▸ Required work
Scan the data beneath this task and copy each line that includes "margins".

[Records about charts and figures]

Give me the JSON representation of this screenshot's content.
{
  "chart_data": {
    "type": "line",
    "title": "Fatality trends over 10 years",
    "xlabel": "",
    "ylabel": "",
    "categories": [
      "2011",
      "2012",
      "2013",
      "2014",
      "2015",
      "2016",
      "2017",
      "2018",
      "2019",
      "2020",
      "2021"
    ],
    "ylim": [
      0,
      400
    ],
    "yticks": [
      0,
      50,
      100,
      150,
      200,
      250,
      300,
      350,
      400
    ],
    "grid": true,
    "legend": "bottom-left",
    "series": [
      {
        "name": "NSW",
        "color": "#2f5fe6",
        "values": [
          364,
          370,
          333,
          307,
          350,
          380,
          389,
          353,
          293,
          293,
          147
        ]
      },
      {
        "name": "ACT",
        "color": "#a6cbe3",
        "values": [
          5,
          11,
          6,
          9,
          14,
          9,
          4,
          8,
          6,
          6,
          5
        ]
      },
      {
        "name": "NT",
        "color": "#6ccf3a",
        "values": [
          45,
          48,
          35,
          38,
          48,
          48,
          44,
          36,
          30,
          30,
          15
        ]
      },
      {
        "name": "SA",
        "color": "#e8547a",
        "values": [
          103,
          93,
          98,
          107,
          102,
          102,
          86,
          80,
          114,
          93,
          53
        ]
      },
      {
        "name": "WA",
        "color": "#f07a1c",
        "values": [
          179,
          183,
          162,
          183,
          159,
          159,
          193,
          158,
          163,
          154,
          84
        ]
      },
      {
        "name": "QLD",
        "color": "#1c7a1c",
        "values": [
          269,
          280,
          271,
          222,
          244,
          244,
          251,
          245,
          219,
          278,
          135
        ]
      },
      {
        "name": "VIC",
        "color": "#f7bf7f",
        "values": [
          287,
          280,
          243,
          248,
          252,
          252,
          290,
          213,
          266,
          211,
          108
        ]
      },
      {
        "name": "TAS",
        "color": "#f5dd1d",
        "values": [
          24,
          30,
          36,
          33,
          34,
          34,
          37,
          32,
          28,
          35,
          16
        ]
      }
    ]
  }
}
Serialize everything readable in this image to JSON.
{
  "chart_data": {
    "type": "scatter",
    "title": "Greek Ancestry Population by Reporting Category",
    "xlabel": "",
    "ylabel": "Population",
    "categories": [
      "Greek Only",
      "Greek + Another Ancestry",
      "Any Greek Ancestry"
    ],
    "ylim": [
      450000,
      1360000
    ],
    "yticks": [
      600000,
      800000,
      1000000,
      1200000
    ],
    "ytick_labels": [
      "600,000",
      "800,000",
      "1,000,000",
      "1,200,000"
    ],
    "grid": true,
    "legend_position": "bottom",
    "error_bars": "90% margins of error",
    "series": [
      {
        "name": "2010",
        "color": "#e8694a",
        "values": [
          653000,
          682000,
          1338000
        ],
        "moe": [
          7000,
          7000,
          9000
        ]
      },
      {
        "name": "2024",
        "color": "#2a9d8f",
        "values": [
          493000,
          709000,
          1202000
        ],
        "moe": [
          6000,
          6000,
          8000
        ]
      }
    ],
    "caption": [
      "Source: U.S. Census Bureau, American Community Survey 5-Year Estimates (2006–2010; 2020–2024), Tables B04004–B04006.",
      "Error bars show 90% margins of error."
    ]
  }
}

▸ Result of the exercise
    "error_bars": "90% margins of error",
      "Error bars show 90% margins of error."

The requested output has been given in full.